Data excerpts
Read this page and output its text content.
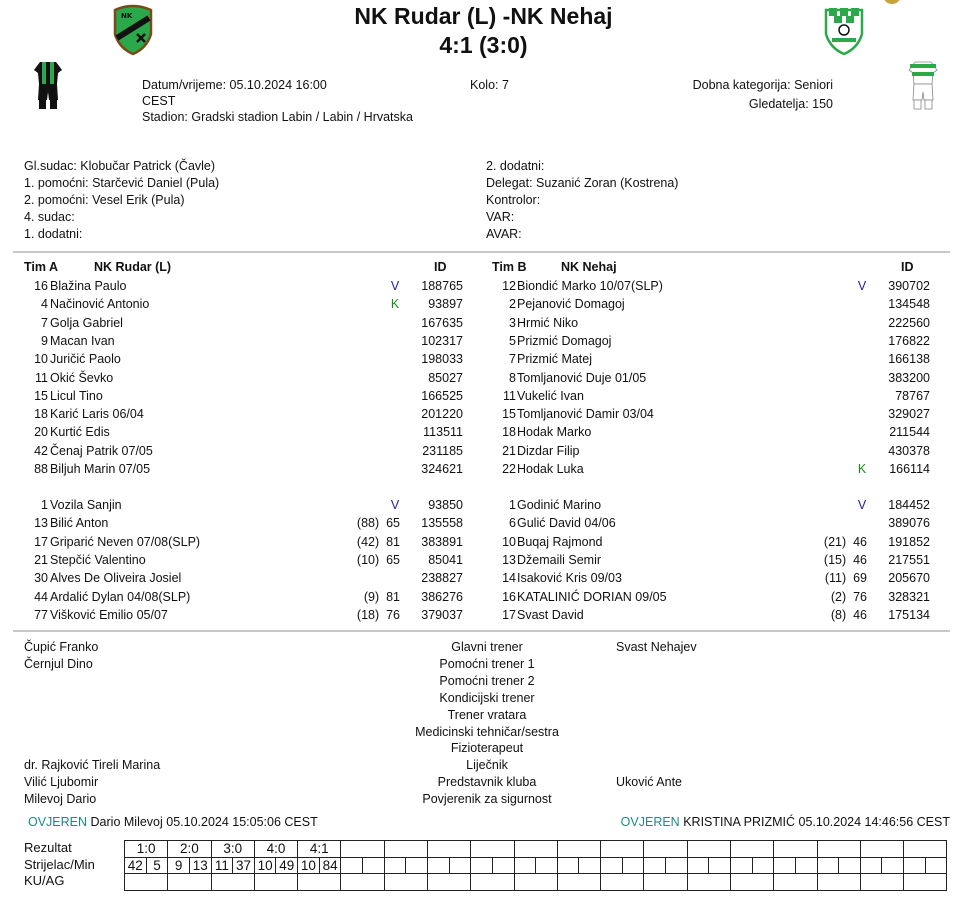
NK Rudar (L) -NK Nehaj
4:1 (3:0)
NK
Datum/vrijeme: 05.10.2024 16:00
CEST
Stadion: Gradski stadion Labin / Labin / Hrvatska
Kolo: 7	Dobna kategorija: Seniori
Gledatelja: 150
Gl.sudac: Klobučar Patrick (Čavle)
1. pomoćni: Starčević Daniel (Pula)
2. pomoćni: Vesel Erik (Pula)
4. sudac:
1. dodatni:
2. dodatni:
Delegat: Suzanić Zoran (Kostrena)
Kontrolor:
VAR:
AVAR:
Tim A	NK Rudar (L)	ID	Tim B	NK Nehaj	ID
16 Blažina Paulo	V	188765
4 Načinović Antonio	K	93897
7 Golja Gabriel	167635
9 Macan Ivan	102317
10 Juričić Paolo	198033
11 Okić Ševko	85027
15 Licul Tino	166525
18 Karić Laris 06/04	201220
20 Kurtić Edis	113511
42 Čenaj Patrik 07/05	231185
88 Biljuh Marin 07/05	324621
1 Vozila Sanjin	V	93850
13 Bilić Anton	(88)  65	135558
17 Griparić Neven 07/08(SLP)	(42)  81	383891
21 Stepčić Valentino	(10)  65	85041
30 Alves De Oliveira Josiel	238827
44 Ardalić Dylan 04/08(SLP)	(9)  81	386276
77 Višković Emilio 05/07	(18)  76	379037
12 Biondić Marko 10/07(SLP)	V	390702
2 Pejanović Domagoj	134548
3 Hrmić Niko	222560
5 Prizmić Domagoj	176822
7 Prizmić Matej	166138
8 Tomljanović Duje 01/05	383200
11 Vukelić Ivan	78767
15 Tomljanović Damir 03/04	329027
18 Hodak Marko	211544
21 Dizdar Filip	430378
22 Hodak Luka	K	166114
1 Godinić Marino	V	184452
6 Gulić David 04/06	389076
10 Buqaj Rajmond	(21)  46	191852
13 Džemaili Semir	(15)  46	217551
14 Isaković Kris 09/03	(11)  69	205670
16 KATALINIĆ DORIAN 09/05	(2)  76	328321
17 Svast David	(8)  46	175134
Čupić Franko	Glavni trener	Svast Nehajev
Černjul Dino	Pomoćni trener 1
Pomoćni trener 2
Kondicijski trener
Trener vratara
Medicinski tehničar/sestra
Fizioterapeut
dr. Rajković Tireli Marina	Liječnik
Vilić Ljubomir	Predstavnik kluba	Uković Ante
Milevoj Dario	Povjerenik za sigurnost
OVJEREN Dario Milevoj 05.10.2024 15:05:06 CEST	OVJEREN KRISTINA PRIZMIĆ 05.10.2024 14:46:56 CEST
Rezultat
Strijelac/Min
KU/AG
1:0		2:0		3:0		4:0		4:1																													
42	5	9	13	11	37	10	49	10	84																												
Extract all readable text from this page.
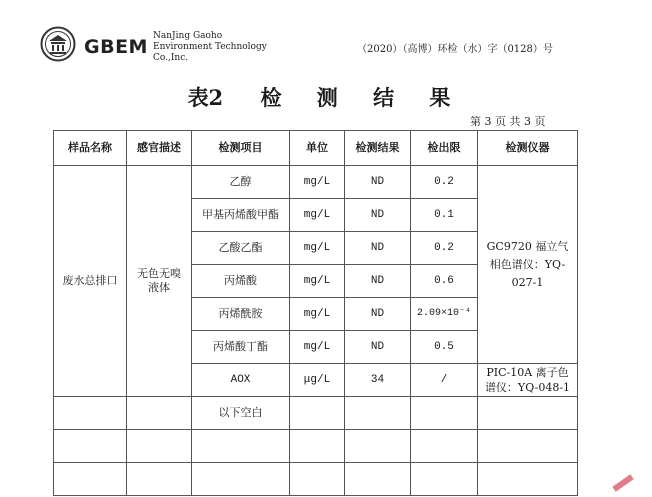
GBEM NanJing Gaoho
Environment Technology
Co.,Inc.
（2020）（高博）环检（水）字（0128）号
表2 检 测 结 果
第 3 页 共 3 页
样品名称	感官描述	检测项目	单位	检测结果	检出限	检测仪器
废水总排口	无色无嗅液体	乙醇	mg/L	ND	0.2	GC9720 福立气相色谱仪：YQ-027-1
		甲基丙烯酸甲酯	mg/L	ND	0.1	
		乙酸乙酯	mg/L	ND	0.2	
		丙烯酸	mg/L	ND	0.6	
		丙烯酰胺	mg/L	ND	2.09×10⁻⁴	
		丙烯酸丁酯	mg/L	ND	0.5	
		AOX	μg/L	34	/	PIC-10A 离子色谱仪：YQ-048-1
		以下空白				
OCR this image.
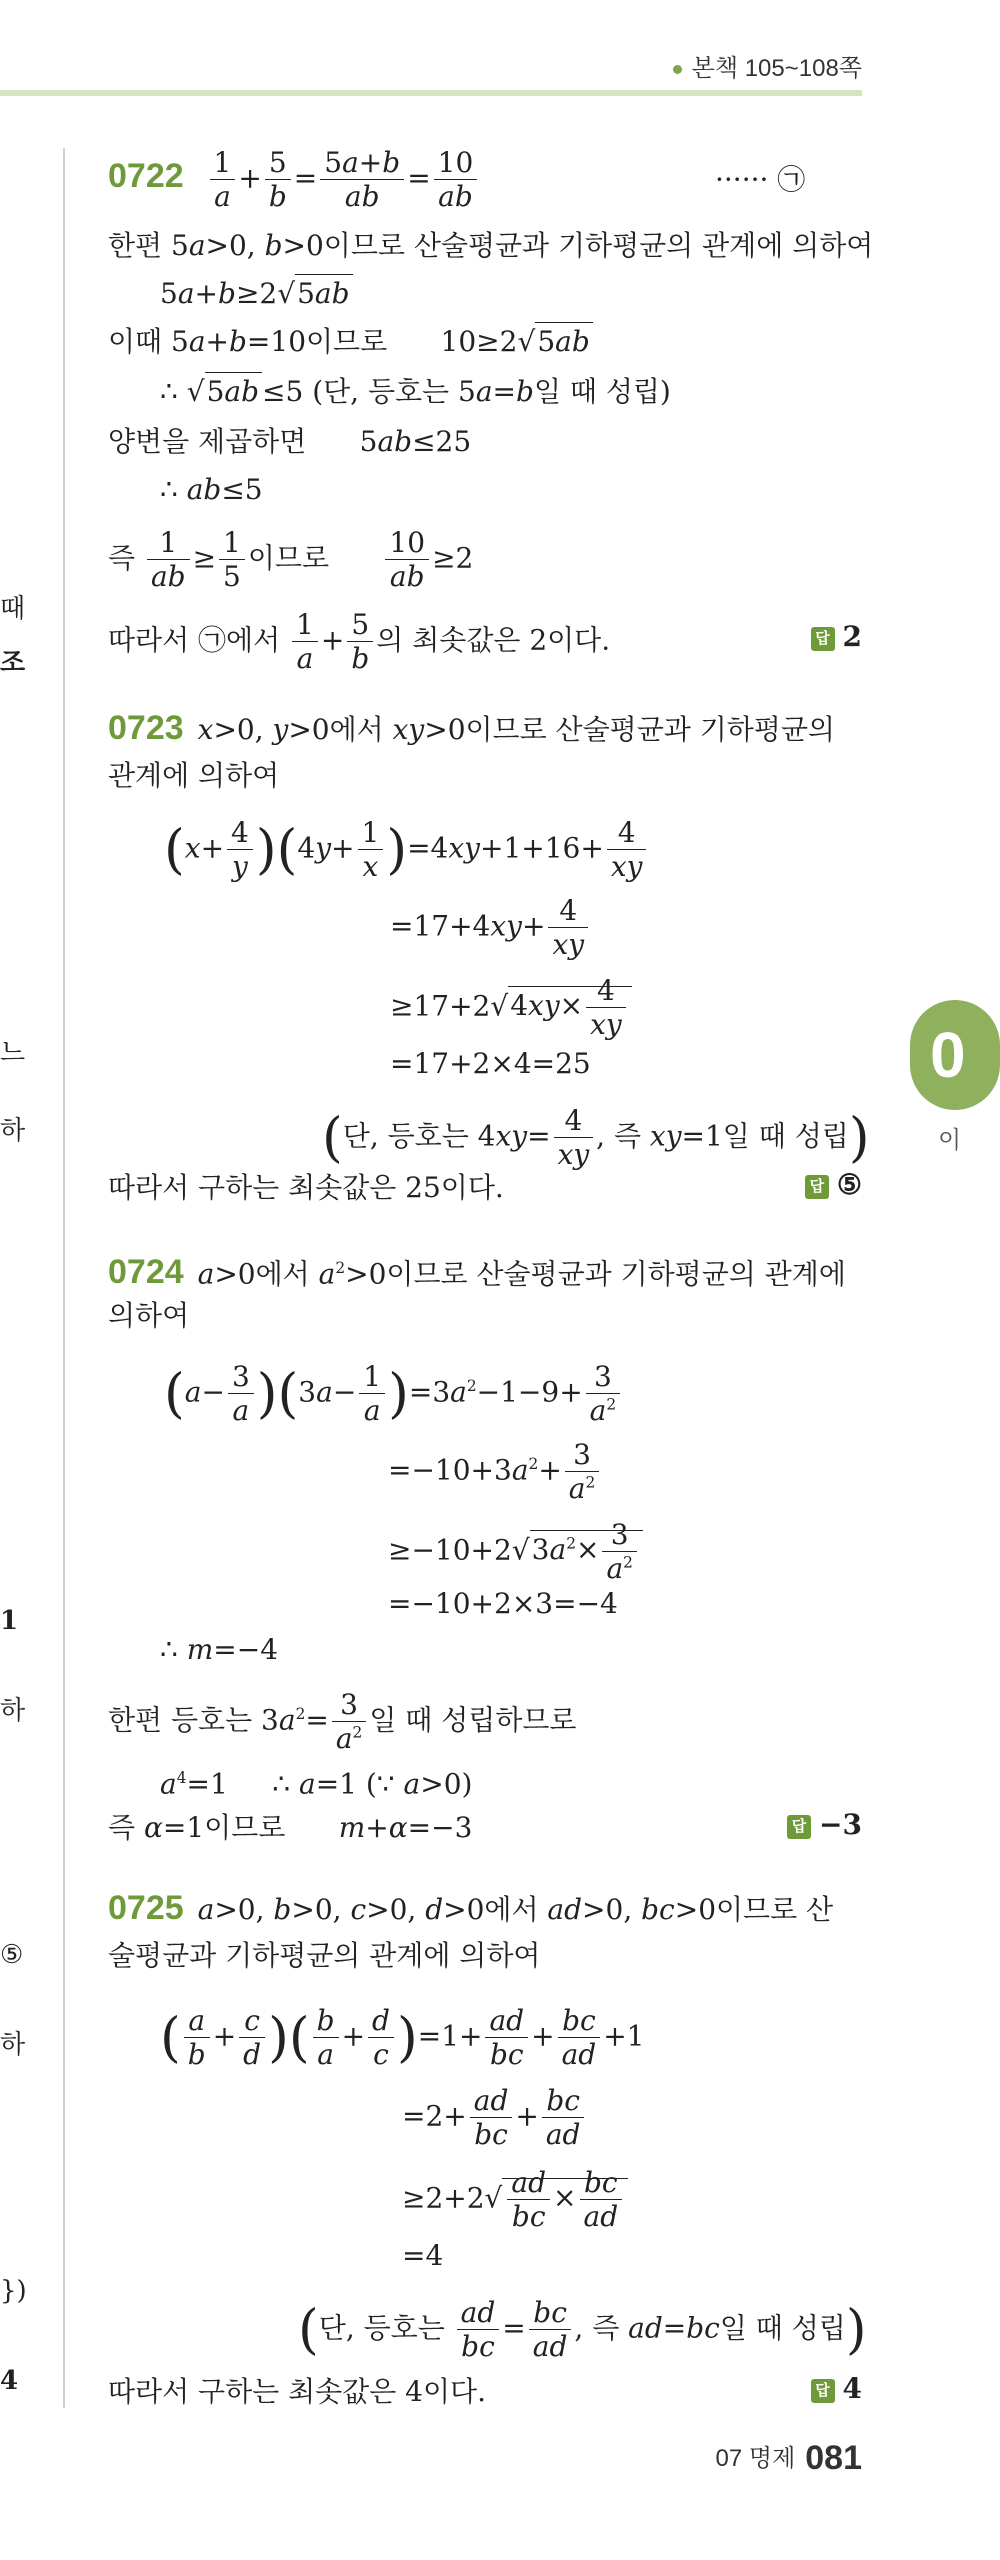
본책 105~108쪽
때
조
느
하
1
하
⑤
하
})
4
0
이
$0722 \frac{1}{a} + \frac{5}{b} = \frac{5a+b}{ab} = \frac{10}{ab}$	······ ㉠
한편 5a>0, b>0이므로 산술평균과 기하평균의 관계에 의하여
5a+b≥2√5ab
이때 5a+b=10이므로      10≥2√5ab
∴ √5ab ≤5 (단, 등호는 5a=b일 때 성립)
양변을 제곱하면      5ab≤25
∴ ab≤5
즉 $\frac{1}{ab} \ge \frac{1}{5}$ 이므로 $\frac{10}{ab} \ge 2$
따라서 ㉠에서 $\frac{1}{a} + \frac{5}{b}$ 의 최솟값은 2이다.	답 2
0723 x>0, y>0에서 xy>0이므로 산술평균과 기하평균의
관계에 의하여
$(x+ \frac{4}{y} )(4y+ \frac{1}{x} )=4xy+1+16+ \frac{4}{xy}$
$=17+4xy+ \frac{4}{xy}$
$\ge 17+2√4xy\times \frac{4}{xy}$
=17+2×4=25
(단, 등호는 $4xy= \frac{4}{xy}$ , 즉 xy=1일 때 성립)
따라서 구하는 최솟값은 25이다.	답 ⑤
0724 a>0에서 $a^2>0$이므로 산술평균과 기하평균의 관계에
의하여
$(a- \frac{3}{a} )(3a- \frac{1}{a} )=3a^2-1-9+ \frac{3}{a^2}$
$=-10+3a^2+ \frac{3}{a^2}$
$\ge-10+2√3a^2\times \frac{3}{a^2}$
=−10+2×3=−4
∴ m=−4
한편 등호는 $3a^2= \frac{3}{a^2}$ 일 때 성립하므로
$a^4=1$     ∴ a=1 (∵ a>0)
즉 α=1이므로      m+α=−3	답 −3
0725 a>0, b>0, c>0, d>0에서 ad>0, bc>0이므로 산
술평균과 기하평균의 관계에 의하여
( $\frac{a}{b} + \frac{c}{d}$ )( $\frac{b}{a} + \frac{d}{c} )=1+ \frac{ad}{bc} + \frac{bc}{ad} +1$
$=2+ \frac{ad}{bc} + \frac{bc}{ad}$
$\ge 2+2√ \frac{ad}{bc} \times \frac{bc}{ad}$
=4
(단, 등호는 $\frac{ad}{bc} = \frac{bc}{ad}$ , 즉 ad=bc일 때 성립)
따라서 구하는 최솟값은 4이다.	답 4
07 명제 081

Work instructions
Each line in the records above should be reproduced exactly; images are not copied.

Completed task
Read this page and output its text content.
NK Rudar (L) -NK Nehaj
4:1 (3:0)
NK
Datum/vrijeme: 05.10.2024 16:00
CEST
Stadion: Gradski stadion Labin / Labin / Hrvatska
Kolo: 7	Dobna kategorija: Seniori
Gledatelja: 150
Gl.sudac: Klobučar Patrick (Čavle)
1. pomoćni: Starčević Daniel (Pula)
2. pomoćni: Vesel Erik (Pula)
4. sudac:
1. dodatni:
2. dodatni:
Delegat: Suzanić Zoran (Kostrena)
Kontrolor:
VAR:
AVAR:
Tim A	NK Rudar (L)	ID	Tim B	NK Nehaj	ID
16 Blažina Paulo	V	188765
4 Načinović Antonio	K	93897
7 Golja Gabriel	167635
9 Macan Ivan	102317
10 Juričić Paolo	198033
11 Okić Ševko	85027
15 Licul Tino	166525
18 Karić Laris 06/04	201220
20 Kurtić Edis	113511
42 Čenaj Patrik 07/05	231185
88 Biljuh Marin 07/05	324621
1 Vozila Sanjin	V	93850
13 Bilić Anton	(88)  65	135558
17 Griparić Neven 07/08(SLP)	(42)  81	383891
21 Stepčić Valentino	(10)  65	85041
30 Alves De Oliveira Josiel	238827
44 Ardalić Dylan 04/08(SLP)	(9)  81	386276
77 Višković Emilio 05/07	(18)  76	379037
12 Biondić Marko 10/07(SLP)	V	390702
2 Pejanović Domagoj	134548
3 Hrmić Niko	222560
5 Prizmić Domagoj	176822
7 Prizmić Matej	166138
8 Tomljanović Duje 01/05	383200
11 Vukelić Ivan	78767
15 Tomljanović Damir 03/04	329027
18 Hodak Marko	211544
21 Dizdar Filip	430378
22 Hodak Luka	K	166114
1 Godinić Marino	V	184452
6 Gulić David 04/06	389076
10 Buqaj Rajmond	(21)  46	191852
13 Džemaili Semir	(15)  46	217551
14 Isaković Kris 09/03	(11)  69	205670
16 KATALINIĆ DORIAN 09/05	(2)  76	328321
17 Svast David	(8)  46	175134
Čupić Franko	Glavni trener	Svast Nehajev
Černjul Dino	Pomoćni trener 1
Pomoćni trener 2
Kondicijski trener
Trener vratara
Medicinski tehničar/sestra
Fizioterapeut
dr. Rajković Tireli Marina	Liječnik
Vilić Ljubomir	Predstavnik kluba	Uković Ante
Milevoj Dario	Povjerenik za sigurnost
OVJEREN Dario Milevoj 05.10.2024 15:05:06 CEST	OVJEREN KRISTINA PRIZMIĆ 05.10.2024 14:46:56 CEST
Rezultat
Strijelac/Min
KU/AG
1:0		2:0		3:0		4:0		4:1																													
42	5	9	13	11	37	10	49	10	84																												
Extract all readable text from this page.
GBEM NanJing Gaoho
Environment Technology
Co.,Inc.
（2020）（高博）环检（水）字（0128）号
表2 检 测 结 果
第 3 页 共 3 页
样品名称	感官描述	检测项目	单位	检测结果	检出限	检测仪器
废水总排口	无色无嗅液体	乙醇	mg/L	ND	0.2	GC9720 福立气相色谱仪：YQ-027-1
		甲基丙烯酸甲酯	mg/L	ND	0.1	
		乙酸乙酯	mg/L	ND	0.2	
		丙烯酸	mg/L	ND	0.6	
		丙烯酰胺	mg/L	ND	2.09×10⁻⁴	
		丙烯酸丁酯	mg/L	ND	0.5	
		AOX	μg/L	34	/	PIC-10A 离子色谱仪：YQ-048-1
		以下空白				
OCR this image.
본책 105~108쪽
때
조
느
하
1
하
⑤
하
})
4
0
이
$0722 \frac{1}{a} + \frac{5}{b} = \frac{5a+b}{ab} = \frac{10}{ab}$	······ ㉠
한편 5a>0, b>0이므로 산술평균과 기하평균의 관계에 의하여
5a+b≥2√5ab
이때 5a+b=10이므로      10≥2√5ab
∴ √5ab ≤5 (단, 등호는 5a=b일 때 성립)
양변을 제곱하면      5ab≤25
∴ ab≤5
즉 $\frac{1}{ab} \ge \frac{1}{5}$ 이므로 $\frac{10}{ab} \ge 2$
따라서 ㉠에서 $\frac{1}{a} + \frac{5}{b}$ 의 최솟값은 2이다.	답 2
0723 x>0, y>0에서 xy>0이므로 산술평균과 기하평균의
관계에 의하여
$(x+ \frac{4}{y} )(4y+ \frac{1}{x} )=4xy+1+16+ \frac{4}{xy}$
$=17+4xy+ \frac{4}{xy}$
$\ge 17+2√4xy\times \frac{4}{xy}$
=17+2×4=25
(단, 등호는 $4xy= \frac{4}{xy}$ , 즉 xy=1일 때 성립)
따라서 구하는 최솟값은 25이다.	답 ⑤
0724 a>0에서 $a^2>0$이므로 산술평균과 기하평균의 관계에
의하여
$(a- \frac{3}{a} )(3a- \frac{1}{a} )=3a^2-1-9+ \frac{3}{a^2}$
$=-10+3a^2+ \frac{3}{a^2}$
$\ge-10+2√3a^2\times \frac{3}{a^2}$
=−10+2×3=−4
∴ m=−4
한편 등호는 $3a^2= \frac{3}{a^2}$ 일 때 성립하므로
$a^4=1$     ∴ a=1 (∵ a>0)
즉 α=1이므로      m+α=−3	답 −3
0725 a>0, b>0, c>0, d>0에서 ad>0, bc>0이므로 산
술평균과 기하평균의 관계에 의하여
( $\frac{a}{b} + \frac{c}{d}$ )( $\frac{b}{a} + \frac{d}{c} )=1+ \frac{ad}{bc} + \frac{bc}{ad} +1$
$=2+ \frac{ad}{bc} + \frac{bc}{ad}$
$\ge 2+2√ \frac{ad}{bc} \times \frac{bc}{ad}$
=4
(단, 등호는 $\frac{ad}{bc} = \frac{bc}{ad}$ , 즉 ad=bc일 때 성립)
따라서 구하는 최솟값은 4이다.	답 4
07 명제 081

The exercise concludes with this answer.